### [Data lines]
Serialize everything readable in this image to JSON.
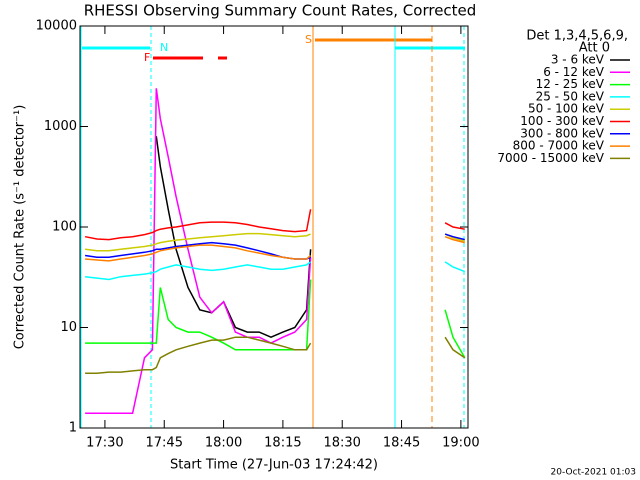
{
  "chart_data": {
    "type": "line",
    "title": "RHESSI Observing Summary Count Rates, Corrected",
    "x_label": "Start Time (27-Jun-03 17:24:42)",
    "y_label": "Corrected Count Rate (s⁻¹ detector⁻¹)",
    "legend_title": [
      "Det 1,3,4,5,6,9,",
      "Att 0"
    ],
    "footer": "20-Oct-2021 01:03",
    "annotations": [
      "N",
      "F",
      "S"
    ],
    "yscale": "log",
    "xlim": [
      1043.7,
      1141.8
    ],
    "ylim": [
      1,
      10000
    ],
    "xticks": [
      {
        "value": 1050,
        "label": "17:30"
      },
      {
        "value": 1065,
        "label": "17:45"
      },
      {
        "value": 1080,
        "label": "18:00"
      },
      {
        "value": 1095,
        "label": "18:15"
      },
      {
        "value": 1110,
        "label": "18:30"
      },
      {
        "value": 1125,
        "label": "18:45"
      },
      {
        "value": 1140,
        "label": "19:00"
      }
    ],
    "yticks": [
      1,
      10,
      100,
      1000,
      10000
    ],
    "x": [
      1045,
      1048,
      1051,
      1054,
      1057,
      1060,
      1062,
      1063,
      1064,
      1066,
      1068,
      1071,
      1074,
      1077,
      1080,
      1083,
      1086,
      1089,
      1092,
      1095,
      1098,
      1101,
      1102,
      1120,
      1136,
      1138,
      1141
    ],
    "series": [
      {
        "name": "3 - 6 keV",
        "color": "#000000",
        "values": [
          null,
          null,
          null,
          null,
          null,
          null,
          null,
          800,
          400,
          150,
          60,
          25,
          15,
          14,
          18,
          10,
          9,
          9,
          8,
          9,
          10,
          15,
          60,
          null,
          null,
          null,
          null
        ]
      },
      {
        "name": "6 - 12 keV",
        "color": "#ff00ff",
        "values": [
          1.4,
          1.4,
          1.4,
          1.4,
          1.4,
          5,
          6,
          2400,
          1200,
          500,
          200,
          60,
          20,
          14,
          18,
          9,
          8,
          8,
          7,
          8,
          9,
          12,
          50,
          null,
          null,
          null,
          null
        ]
      },
      {
        "name": "12 - 25 keV",
        "color": "#00ff00",
        "values": [
          7,
          7,
          7,
          7,
          7,
          7,
          7,
          7,
          25,
          12,
          10,
          9,
          9,
          8,
          7,
          6,
          6,
          6,
          6,
          6,
          6,
          6,
          30,
          null,
          15,
          8,
          5
        ]
      },
      {
        "name": "25 - 50 keV",
        "color": "#00ffff",
        "values": [
          32,
          31,
          30,
          32,
          33,
          34,
          35,
          36,
          38,
          40,
          42,
          40,
          38,
          37,
          38,
          40,
          42,
          40,
          38,
          38,
          40,
          42,
          45,
          null,
          45,
          40,
          36
        ]
      },
      {
        "name": "50 - 100 keV",
        "color": "#cccc00",
        "values": [
          60,
          58,
          58,
          60,
          62,
          64,
          66,
          68,
          70,
          72,
          74,
          76,
          78,
          80,
          82,
          84,
          86,
          86,
          84,
          82,
          80,
          82,
          85,
          null,
          85,
          78,
          72
        ]
      },
      {
        "name": "100 - 300 keV",
        "color": "#ff0000",
        "values": [
          80,
          76,
          75,
          78,
          80,
          84,
          88,
          92,
          95,
          98,
          100,
          105,
          110,
          112,
          112,
          110,
          106,
          100,
          96,
          92,
          90,
          92,
          150,
          null,
          110,
          100,
          95
        ]
      },
      {
        "name": "300 - 800 keV",
        "color": "#0000ff",
        "values": [
          52,
          50,
          50,
          52,
          54,
          56,
          58,
          60,
          60,
          62,
          64,
          66,
          68,
          70,
          68,
          66,
          62,
          58,
          54,
          50,
          48,
          48,
          50,
          null,
          85,
          80,
          75
        ]
      },
      {
        "name": "800 - 7000 keV",
        "color": "#ff8000",
        "values": [
          48,
          47,
          46,
          48,
          50,
          52,
          54,
          56,
          58,
          60,
          62,
          64,
          66,
          66,
          64,
          62,
          58,
          55,
          52,
          50,
          48,
          48,
          52,
          null,
          80,
          75,
          70
        ]
      },
      {
        "name": "7000 - 15000 keV",
        "color": "#808000",
        "values": [
          3.5,
          3.5,
          3.6,
          3.6,
          3.7,
          3.8,
          3.8,
          4,
          5,
          5.5,
          6,
          6.5,
          7,
          7.5,
          7.5,
          8,
          8,
          7.5,
          7,
          6.5,
          6,
          6,
          7,
          null,
          8,
          6,
          5
        ]
      }
    ]
  }
}
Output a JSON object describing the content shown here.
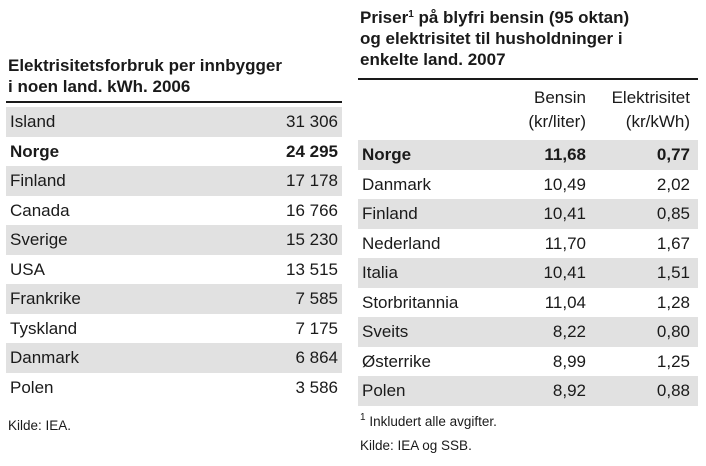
{
  "left": {
    "title_line1": "Elektrisitetsforbruk per innbygger",
    "title_line2": "i noen land. kWh. 2006",
    "rows": [
      {
        "country": "Island",
        "value": "31 306"
      },
      {
        "country": "Norge",
        "value": "24 295"
      },
      {
        "country": "Finland",
        "value": "17 178"
      },
      {
        "country": "Canada",
        "value": "16 766"
      },
      {
        "country": "Sverige",
        "value": "15 230"
      },
      {
        "country": "USA",
        "value": "13 515"
      },
      {
        "country": "Frankrike",
        "value": "7 585"
      },
      {
        "country": "Tyskland",
        "value": "7 175"
      },
      {
        "country": "Danmark",
        "value": "6 864"
      },
      {
        "country": "Polen",
        "value": "3 586"
      }
    ],
    "source": "Kilde: IEA."
  },
  "right": {
    "title_line1_pre": "Priser",
    "title_sup": "1",
    "title_line1_post": " på blyfri bensin (95 oktan)",
    "title_line2": "og elektrisitet til husholdninger i",
    "title_line3": "enkelte land. 2007",
    "col1_line1": "Bensin",
    "col1_line2": "(kr/liter)",
    "col2_line1": "Elektrisitet",
    "col2_line2": "(kr/kWh)",
    "rows": [
      {
        "country": "Norge",
        "bensin": "11,68",
        "el": "0,77"
      },
      {
        "country": "Danmark",
        "bensin": "10,49",
        "el": "2,02"
      },
      {
        "country": "Finland",
        "bensin": "10,41",
        "el": "0,85"
      },
      {
        "country": "Nederland",
        "bensin": "11,70",
        "el": "1,67"
      },
      {
        "country": "Italia",
        "bensin": "10,41",
        "el": "1,51"
      },
      {
        "country": "Storbritannia",
        "bensin": "11,04",
        "el": "1,28"
      },
      {
        "country": "Sveits",
        "bensin": "8,22",
        "el": "0,80"
      },
      {
        "country": "Østerrike",
        "bensin": "8,99",
        "el": "1,25"
      },
      {
        "country": "Polen",
        "bensin": "8,92",
        "el": "0,88"
      }
    ],
    "footnote_sup": "1",
    "footnote_text": " Inkludert alle avgifter.",
    "source": "Kilde: IEA og SSB."
  },
  "colors": {
    "shade": "#e1e1e1",
    "text": "#1a1a1a"
  }
}
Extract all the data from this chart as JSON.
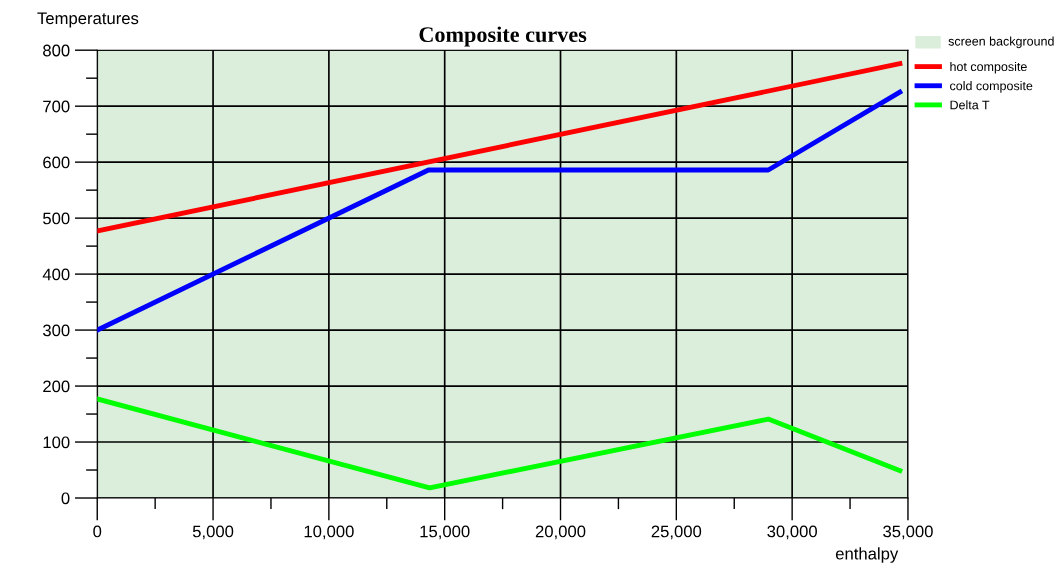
{
  "chart_data": {
    "type": "line",
    "title": "Composite curves",
    "xlabel": "enthalpy",
    "ylabel": "Temperatures",
    "series": [
      {
        "name": "hot composite",
        "color": "#ff0000",
        "x": [
          0,
          34650
        ],
        "values": [
          477,
          776
        ]
      },
      {
        "name": "cold composite",
        "color": "#0000ff",
        "x": [
          0,
          14300,
          28970,
          34650
        ],
        "values": [
          300,
          586,
          586,
          725
        ]
      },
      {
        "name": "Delta T",
        "color": "#00ff00",
        "x": [
          0,
          14350,
          28970,
          34650
        ],
        "values": [
          177,
          18,
          141,
          49
        ]
      }
    ],
    "annotations": [
      "screen background"
    ],
    "xlim": [
      0,
      35000
    ],
    "ylim": [
      0,
      800
    ],
    "xticks": [
      {
        "value": 0,
        "label": "0"
      },
      {
        "value": 2500,
        "label": null
      },
      {
        "value": 5000,
        "label": "5,000"
      },
      {
        "value": 7500,
        "label": null
      },
      {
        "value": 10000,
        "label": "10,000"
      },
      {
        "value": 12500,
        "label": null
      },
      {
        "value": 15000,
        "label": "15,000"
      },
      {
        "value": 17500,
        "label": null
      },
      {
        "value": 20000,
        "label": "20,000"
      },
      {
        "value": 22500,
        "label": null
      },
      {
        "value": 25000,
        "label": "25,000"
      },
      {
        "value": 27500,
        "label": null
      },
      {
        "value": 30000,
        "label": "30,000"
      },
      {
        "value": 32500,
        "label": null
      },
      {
        "value": 35000,
        "label": "35,000"
      }
    ],
    "yticks": [
      0,
      {
        "value": 50,
        "label": null
      },
      100,
      {
        "value": 150,
        "label": null
      },
      200,
      {
        "value": 250,
        "label": null
      },
      300,
      {
        "value": 350,
        "label": null
      },
      400,
      {
        "value": 450,
        "label": null
      },
      500,
      {
        "value": 550,
        "label": null
      },
      600,
      {
        "value": 650,
        "label": null
      },
      700,
      {
        "value": 750,
        "label": null
      },
      800
    ],
    "grid": true,
    "legend": "right",
    "marker": "none",
    "line_style": "solid"
  }
}
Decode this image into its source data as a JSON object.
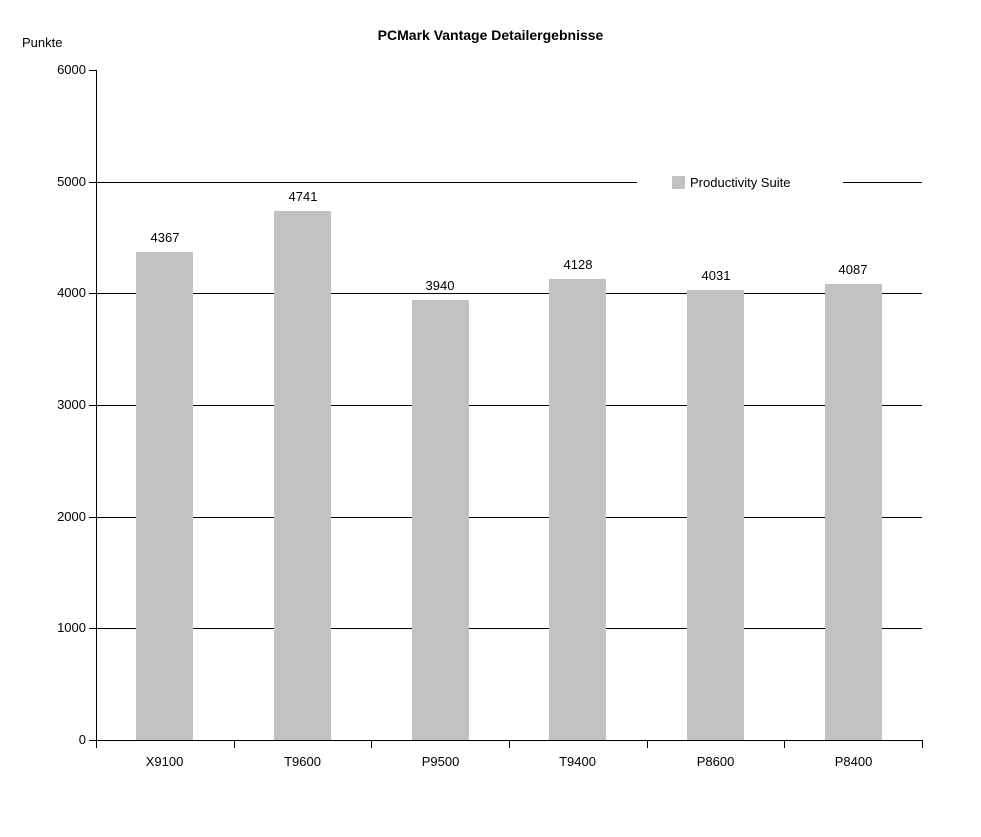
{
  "chart_data": {
    "type": "bar",
    "title": "PCMark Vantage Detailergebnisse",
    "ylabel": "Punkte",
    "xlabel": "",
    "categories": [
      "X9100",
      "T9600",
      "P9500",
      "T9400",
      "P8600",
      "P8400"
    ],
    "series": [
      {
        "name": "Productivity Suite",
        "values": [
          4367,
          4741,
          3940,
          4128,
          4031,
          4087
        ]
      }
    ],
    "value_labels": [
      4367,
      4741,
      3940,
      4128,
      4031,
      4087
    ],
    "ylim": [
      0,
      6000
    ],
    "yticks": [
      0,
      1000,
      2000,
      3000,
      4000,
      5000,
      6000
    ],
    "grid": true,
    "legend_position": "inside-upper-right",
    "colors": {
      "bar": "#c2c2c2",
      "axis": "#000000",
      "gridline": "#000000",
      "background": "#ffffff",
      "text": "#000000"
    }
  }
}
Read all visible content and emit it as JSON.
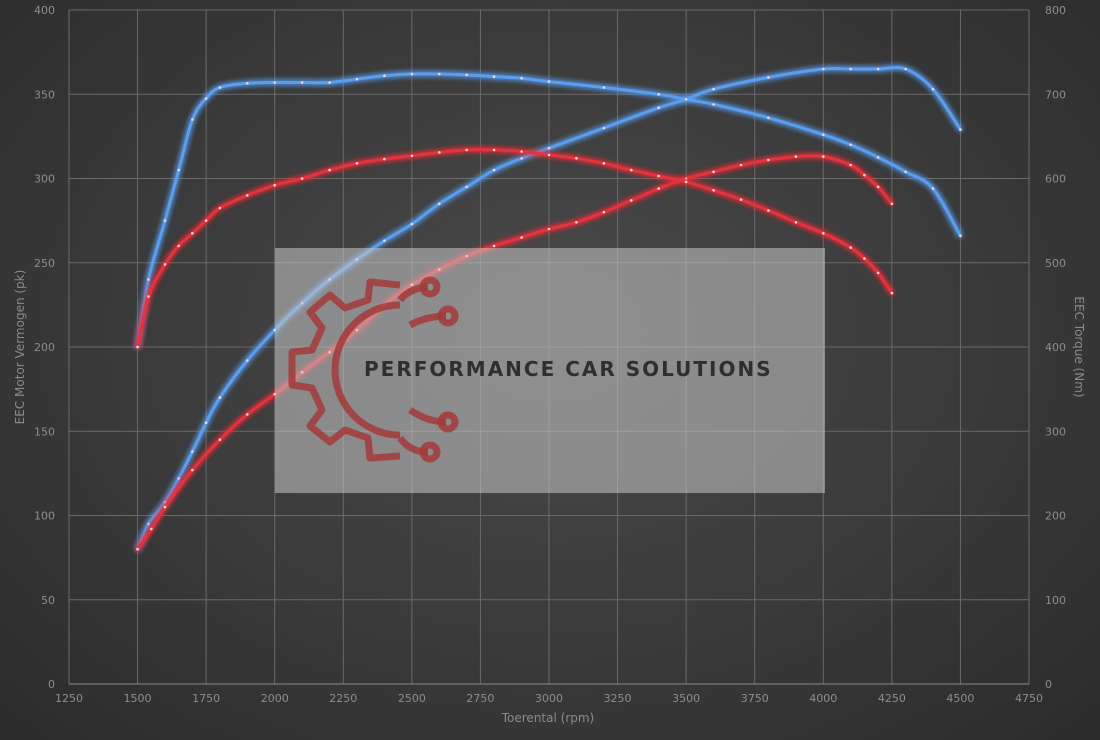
{
  "watermark": {
    "text": "PERFORMANCE CAR SOLUTIONS"
  },
  "chart_data": {
    "type": "line",
    "xlabel": "Toerental (rpm)",
    "ylabel_left": "EEC Motor Vermogen (pk)",
    "ylabel_right": "EEC Torque (Nm)",
    "xlim": [
      1250,
      4750
    ],
    "x_ticks": [
      1250,
      1500,
      1750,
      2000,
      2250,
      2500,
      2750,
      3000,
      3250,
      3500,
      3750,
      4000,
      4250,
      4500,
      4750
    ],
    "ylim_left": [
      0,
      400
    ],
    "y_ticks_left": [
      0,
      50,
      100,
      150,
      200,
      250,
      300,
      350,
      400
    ],
    "ylim_right": [
      0,
      800
    ],
    "y_ticks_right": [
      0,
      100,
      200,
      300,
      400,
      500,
      600,
      700,
      800
    ],
    "grid": true,
    "series": [
      {
        "axis": "left",
        "color": "#5a9ef0",
        "x": [
          1500,
          1540,
          1600,
          1650,
          1700,
          1750,
          1800,
          1900,
          2000,
          2100,
          2200,
          2300,
          2400,
          2500,
          2600,
          2700,
          2800,
          2900,
          3000,
          3200,
          3400,
          3500,
          3600,
          3800,
          4000,
          4100,
          4200,
          4300,
          4400,
          4500
        ],
        "y": [
          80,
          95,
          108,
          122,
          138,
          155,
          170,
          192,
          210,
          226,
          240,
          252,
          263,
          273,
          285,
          295,
          305,
          312,
          318,
          330,
          342,
          347,
          353,
          360,
          365,
          365,
          365,
          365,
          353,
          329
        ]
      },
      {
        "axis": "left",
        "color": "#e8303a",
        "x": [
          1500,
          1550,
          1600,
          1700,
          1800,
          1900,
          2000,
          2100,
          2200,
          2300,
          2400,
          2500,
          2600,
          2700,
          2800,
          2900,
          3000,
          3100,
          3200,
          3300,
          3400,
          3500,
          3600,
          3700,
          3800,
          3900,
          4000,
          4100,
          4150,
          4200,
          4250
        ],
        "y": [
          80,
          92,
          105,
          127,
          145,
          160,
          172,
          185,
          197,
          210,
          225,
          237,
          246,
          254,
          260,
          265,
          270,
          274,
          280,
          287,
          294,
          300,
          304,
          308,
          311,
          313,
          313,
          308,
          302,
          295,
          285
        ]
      },
      {
        "axis": "right",
        "color": "#5a9ef0",
        "x": [
          1500,
          1540,
          1600,
          1650,
          1700,
          1750,
          1800,
          1900,
          2000,
          2100,
          2200,
          2300,
          2400,
          2500,
          2600,
          2700,
          2800,
          2900,
          3000,
          3200,
          3400,
          3500,
          3600,
          3800,
          4000,
          4100,
          4200,
          4300,
          4400,
          4500
        ],
        "y": [
          400,
          480,
          550,
          610,
          670,
          695,
          708,
          713,
          714,
          714,
          714,
          718,
          722,
          724,
          724,
          723,
          721,
          719,
          715,
          708,
          700,
          694,
          688,
          672,
          652,
          640,
          625,
          608,
          588,
          532
        ]
      },
      {
        "axis": "right",
        "color": "#e8303a",
        "x": [
          1500,
          1540,
          1600,
          1650,
          1700,
          1750,
          1800,
          1900,
          2000,
          2100,
          2200,
          2300,
          2400,
          2500,
          2600,
          2700,
          2800,
          2900,
          3000,
          3100,
          3200,
          3300,
          3400,
          3500,
          3600,
          3700,
          3800,
          3900,
          4000,
          4100,
          4150,
          4200,
          4250
        ],
        "y": [
          400,
          460,
          498,
          520,
          535,
          550,
          565,
          580,
          592,
          600,
          610,
          618,
          623,
          627,
          631,
          634,
          634,
          632,
          628,
          624,
          618,
          610,
          603,
          596,
          586,
          575,
          562,
          548,
          535,
          518,
          505,
          488,
          464
        ]
      }
    ]
  }
}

### [Stated task]
Gather all lines where the word "this" appears.

### [Full answer]
Serialize everything readable in this image to JSON.
Extract all the data from this chart as JSON.
Decode this image into its source data as a JSON object.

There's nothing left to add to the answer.